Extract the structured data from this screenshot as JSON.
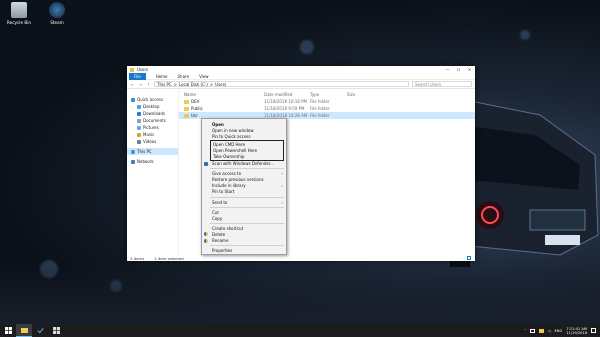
{
  "desktop": {
    "icons": [
      {
        "label": "Recycle Bin",
        "icon": "recycle-bin-icon"
      },
      {
        "label": "Steam",
        "icon": "steam-icon"
      }
    ]
  },
  "window": {
    "title": "Users",
    "controls": {
      "minimize": "—",
      "maximize": "☐",
      "close": "✕"
    },
    "ribbon_tabs": [
      "File",
      "Home",
      "Share",
      "View"
    ],
    "address": {
      "back": "←",
      "forward": "→",
      "up": "↑",
      "path": [
        "This PC",
        "Local Disk (C:)",
        "Users"
      ],
      "sep": ">"
    },
    "search_placeholder": "Search Users",
    "nav": [
      {
        "label": "Quick access",
        "icon": "star-icon",
        "indent": false
      },
      {
        "label": "Desktop",
        "icon": "desktop-icon",
        "indent": true
      },
      {
        "label": "Downloads",
        "icon": "download-icon",
        "indent": true
      },
      {
        "label": "Documents",
        "icon": "documents-icon",
        "indent": true
      },
      {
        "label": "Pictures",
        "icon": "pictures-icon",
        "indent": true
      },
      {
        "label": "Music",
        "icon": "music-icon",
        "indent": true
      },
      {
        "label": "Videos",
        "icon": "videos-icon",
        "indent": true
      },
      {
        "label": "This PC",
        "icon": "computer-icon",
        "indent": false,
        "selected": true
      },
      {
        "label": "Network",
        "icon": "network-icon",
        "indent": false
      }
    ],
    "columns": {
      "name": "Name",
      "date": "Date modified",
      "type": "Type",
      "size": "Size"
    },
    "rows": [
      {
        "name": "DEV",
        "date": "11/18/2018 10:18 PM",
        "type": "File folder",
        "size": ""
      },
      {
        "name": "Public",
        "date": "11/18/2018 9:59 PM",
        "type": "File folder",
        "size": ""
      },
      {
        "name": "Usr",
        "date": "11/18/2018 10:28 AM",
        "type": "File folder",
        "size": ""
      }
    ],
    "status": {
      "items": "3 items",
      "selected": "1 item selected"
    }
  },
  "context_menu": {
    "group1": [
      "Open",
      "Open in new window",
      "Pin to Quick access"
    ],
    "boxed": [
      "Open CMD Here",
      "Open Powershell Here",
      "Take Ownership"
    ],
    "group2": [
      "Scan with Windows Defender..."
    ],
    "group3": [
      {
        "label": "Give access to",
        "submenu": true
      },
      {
        "label": "Restore previous versions",
        "submenu": false
      },
      {
        "label": "Include in library",
        "submenu": true
      },
      {
        "label": "Pin to Start",
        "submenu": false
      }
    ],
    "group4": [
      {
        "label": "Send to",
        "submenu": true
      }
    ],
    "group5": [
      "Cut",
      "Copy"
    ],
    "group6": [
      "Create shortcut",
      "Delete",
      "Rename"
    ],
    "group7": [
      "Properties"
    ]
  },
  "taskbar": {
    "tray": {
      "lang": "ENG",
      "time": "7:21:41 AM",
      "date": "11/19/2018"
    }
  },
  "colors": {
    "accent": "#1979ca",
    "selection": "#cce8ff",
    "folder": "#f0c75e"
  }
}
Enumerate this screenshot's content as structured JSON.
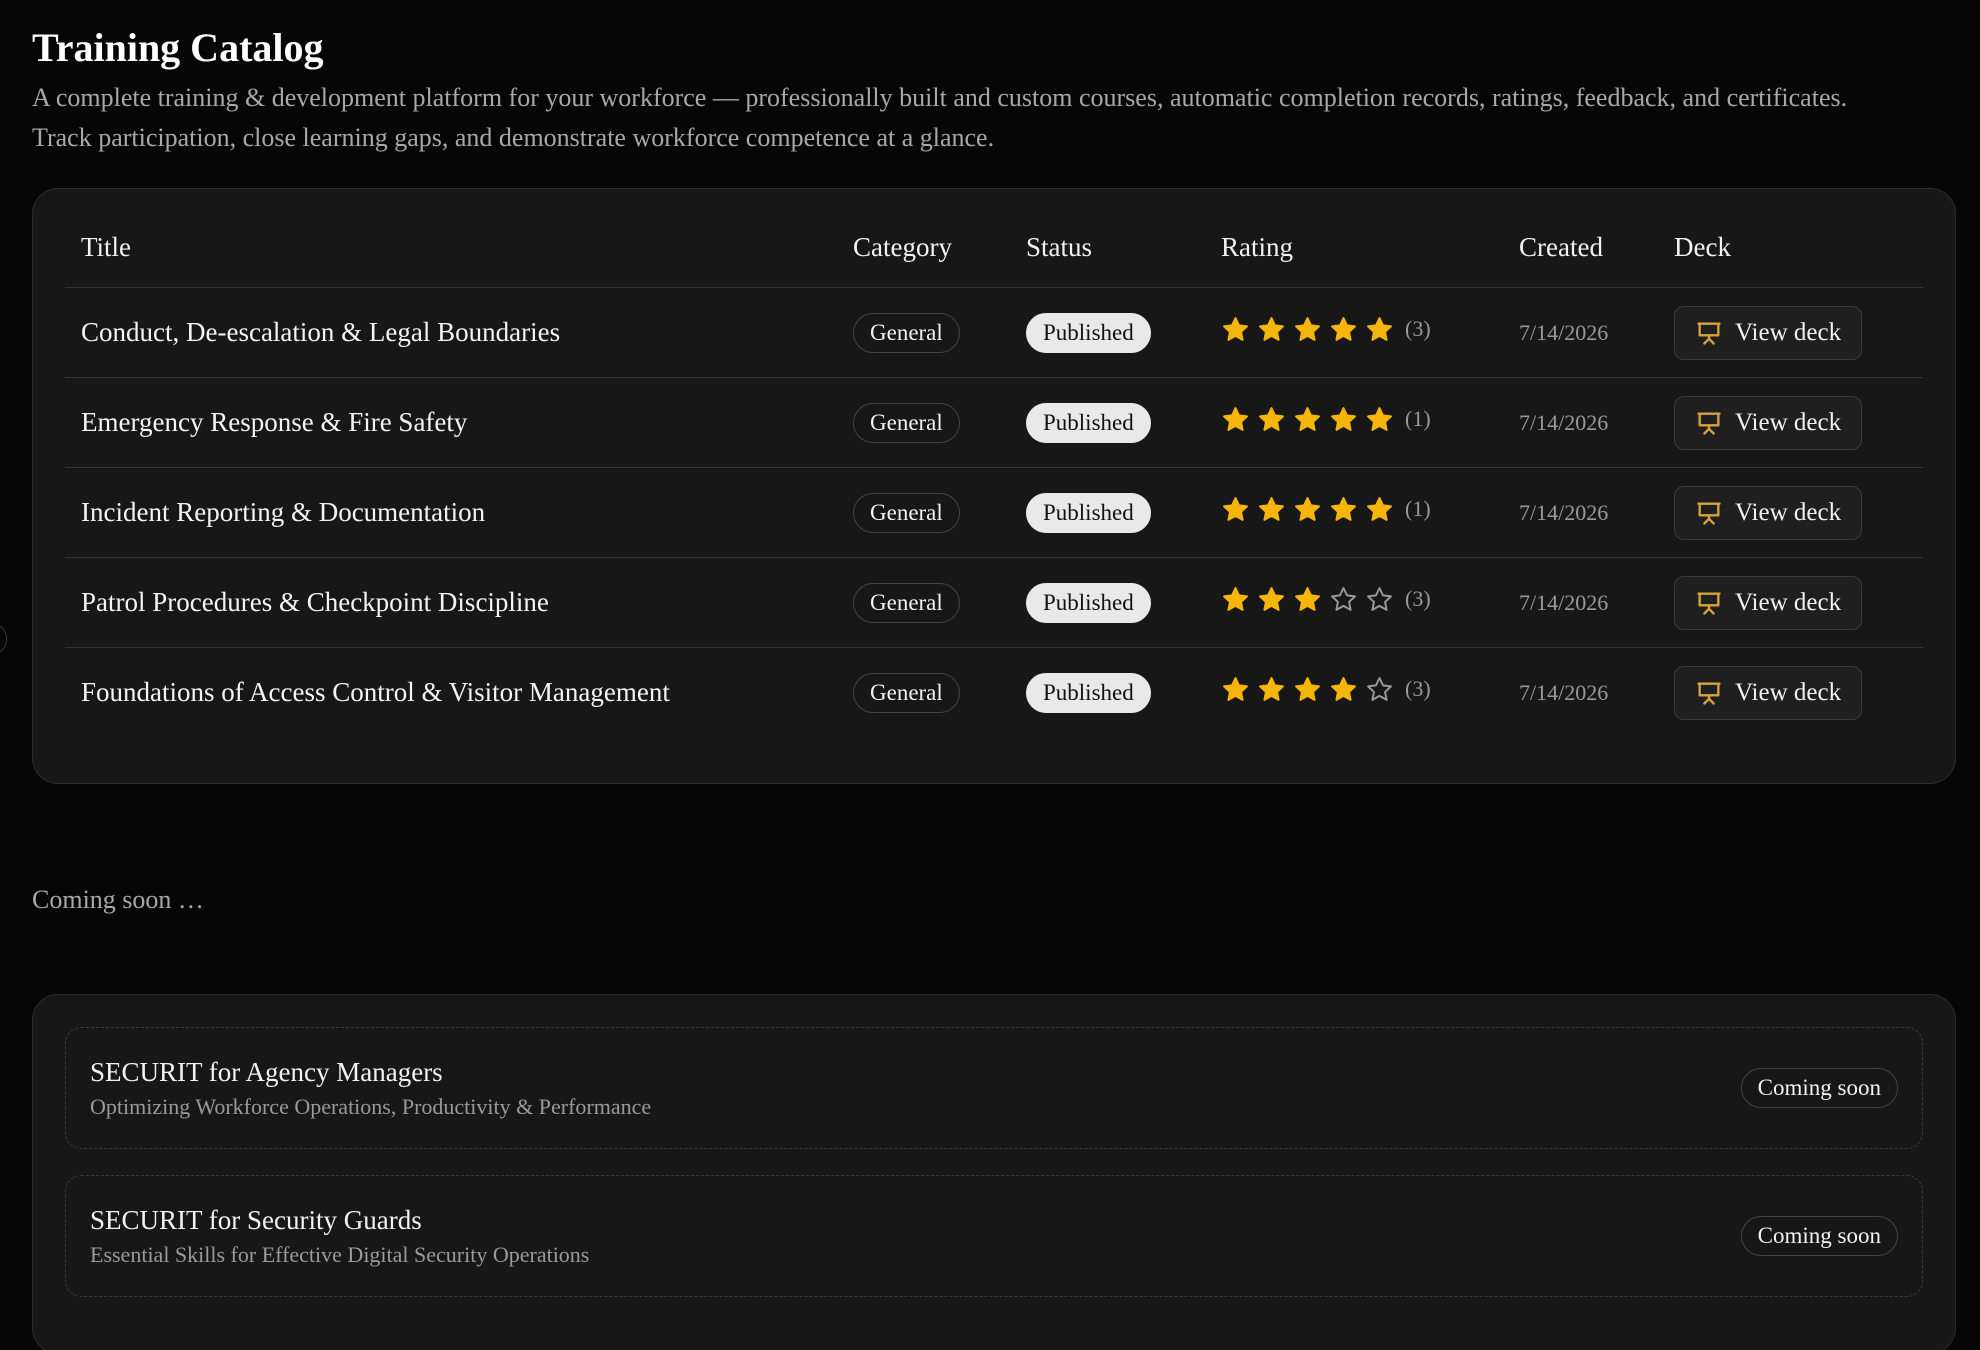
{
  "header": {
    "title": "Training Catalog",
    "description": "A complete training & development platform for your workforce — professionally built and custom courses, automatic completion records, ratings, feedback, and certificates. Track participation, close learning gaps, and demonstrate workforce competence at a glance."
  },
  "table": {
    "columns": [
      "Title",
      "Category",
      "Status",
      "Rating",
      "Created",
      "Deck"
    ],
    "rows": [
      {
        "title": "Conduct, De-escalation & Legal Boundaries",
        "category": "General",
        "status": "Published",
        "rating": 5,
        "count": "(3)",
        "created": "7/14/2026",
        "deck": "View deck"
      },
      {
        "title": "Emergency Response & Fire Safety",
        "category": "General",
        "status": "Published",
        "rating": 5,
        "count": "(1)",
        "created": "7/14/2026",
        "deck": "View deck"
      },
      {
        "title": "Incident Reporting & Documentation",
        "category": "General",
        "status": "Published",
        "rating": 5,
        "count": "(1)",
        "created": "7/14/2026",
        "deck": "View deck"
      },
      {
        "title": "Patrol Procedures & Checkpoint Discipline",
        "category": "General",
        "status": "Published",
        "rating": 3,
        "count": "(3)",
        "created": "7/14/2026",
        "deck": "View deck"
      },
      {
        "title": "Foundations of Access Control & Visitor Management",
        "category": "General",
        "status": "Published",
        "rating": 4,
        "count": "(3)",
        "created": "7/14/2026",
        "deck": "View deck"
      }
    ]
  },
  "coming_soon": {
    "label": "Coming soon …",
    "items": [
      {
        "title": "SECURIT for Agency Managers",
        "subtitle": "Optimizing Workforce Operations, Productivity & Performance",
        "badge": "Coming soon"
      },
      {
        "title": "SECURIT for Security Guards",
        "subtitle": "Essential Skills for Effective Digital Security Operations",
        "badge": "Coming soon"
      }
    ]
  },
  "colors": {
    "star_filled": "#f5b50a",
    "star_empty": "#9a9a9a",
    "deck_icon": "#d9a23a"
  }
}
________________________________________
Transcribe every line in the entries above, taking out only the images.

Answer to this problem
Extract the structured data from this screenshot as JSON.
{
  "desktop": {
    "icons": [
      {
        "label": "Recycle Bin",
        "icon": "recycle-bin-icon"
      },
      {
        "label": "Steam",
        "icon": "steam-icon"
      }
    ]
  },
  "window": {
    "title": "Users",
    "controls": {
      "minimize": "—",
      "maximize": "☐",
      "close": "✕"
    },
    "ribbon_tabs": [
      "File",
      "Home",
      "Share",
      "View"
    ],
    "address": {
      "back": "←",
      "forward": "→",
      "up": "↑",
      "path": [
        "This PC",
        "Local Disk (C:)",
        "Users"
      ],
      "sep": ">"
    },
    "search_placeholder": "Search Users",
    "nav": [
      {
        "label": "Quick access",
        "icon": "star-icon",
        "indent": false
      },
      {
        "label": "Desktop",
        "icon": "desktop-icon",
        "indent": true
      },
      {
        "label": "Downloads",
        "icon": "download-icon",
        "indent": true
      },
      {
        "label": "Documents",
        "icon": "documents-icon",
        "indent": true
      },
      {
        "label": "Pictures",
        "icon": "pictures-icon",
        "indent": true
      },
      {
        "label": "Music",
        "icon": "music-icon",
        "indent": true
      },
      {
        "label": "Videos",
        "icon": "videos-icon",
        "indent": true
      },
      {
        "label": "This PC",
        "icon": "computer-icon",
        "indent": false,
        "selected": true
      },
      {
        "label": "Network",
        "icon": "network-icon",
        "indent": false
      }
    ],
    "columns": {
      "name": "Name",
      "date": "Date modified",
      "type": "Type",
      "size": "Size"
    },
    "rows": [
      {
        "name": "DEV",
        "date": "11/18/2018 10:18 PM",
        "type": "File folder",
        "size": ""
      },
      {
        "name": "Public",
        "date": "11/18/2018 9:59 PM",
        "type": "File folder",
        "size": ""
      },
      {
        "name": "Usr",
        "date": "11/18/2018 10:28 AM",
        "type": "File folder",
        "size": ""
      }
    ],
    "status": {
      "items": "3 items",
      "selected": "1 item selected"
    }
  },
  "context_menu": {
    "group1": [
      "Open",
      "Open in new window",
      "Pin to Quick access"
    ],
    "boxed": [
      "Open CMD Here",
      "Open Powershell Here",
      "Take Ownership"
    ],
    "group2": [
      "Scan with Windows Defender..."
    ],
    "group3": [
      {
        "label": "Give access to",
        "submenu": true
      },
      {
        "label": "Restore previous versions",
        "submenu": false
      },
      {
        "label": "Include in library",
        "submenu": true
      },
      {
        "label": "Pin to Start",
        "submenu": false
      }
    ],
    "group4": [
      {
        "label": "Send to",
        "submenu": true
      }
    ],
    "group5": [
      "Cut",
      "Copy"
    ],
    "group6": [
      "Create shortcut",
      "Delete",
      "Rename"
    ],
    "group7": [
      "Properties"
    ]
  },
  "taskbar": {
    "tray": {
      "lang": "ENG",
      "time": "7:21:41 AM",
      "date": "11/19/2018"
    }
  },
  "colors": {
    "accent": "#1979ca",
    "selection": "#cce8ff",
    "folder": "#f0c75e"
  }
}
Enumerate this screenshot's content as structured JSON.
{
  "header": {
    "title": "Training Catalog",
    "description": "A complete training & development platform for your workforce — professionally built and custom courses, automatic completion records, ratings, feedback, and certificates. Track participation, close learning gaps, and demonstrate workforce competence at a glance."
  },
  "table": {
    "columns": [
      "Title",
      "Category",
      "Status",
      "Rating",
      "Created",
      "Deck"
    ],
    "rows": [
      {
        "title": "Conduct, De-escalation & Legal Boundaries",
        "category": "General",
        "status": "Published",
        "rating": 5,
        "count": "(3)",
        "created": "7/14/2026",
        "deck": "View deck"
      },
      {
        "title": "Emergency Response & Fire Safety",
        "category": "General",
        "status": "Published",
        "rating": 5,
        "count": "(1)",
        "created": "7/14/2026",
        "deck": "View deck"
      },
      {
        "title": "Incident Reporting & Documentation",
        "category": "General",
        "status": "Published",
        "rating": 5,
        "count": "(1)",
        "created": "7/14/2026",
        "deck": "View deck"
      },
      {
        "title": "Patrol Procedures & Checkpoint Discipline",
        "category": "General",
        "status": "Published",
        "rating": 3,
        "count": "(3)",
        "created": "7/14/2026",
        "deck": "View deck"
      },
      {
        "title": "Foundations of Access Control & Visitor Management",
        "category": "General",
        "status": "Published",
        "rating": 4,
        "count": "(3)",
        "created": "7/14/2026",
        "deck": "View deck"
      }
    ]
  },
  "coming_soon": {
    "label": "Coming soon …",
    "items": [
      {
        "title": "SECURIT for Agency Managers",
        "subtitle": "Optimizing Workforce Operations, Productivity & Performance",
        "badge": "Coming soon"
      },
      {
        "title": "SECURIT for Security Guards",
        "subtitle": "Essential Skills for Effective Digital Security Operations",
        "badge": "Coming soon"
      }
    ]
  },
  "colors": {
    "star_filled": "#f5b50a",
    "star_empty": "#9a9a9a",
    "deck_icon": "#d9a23a"
  }
}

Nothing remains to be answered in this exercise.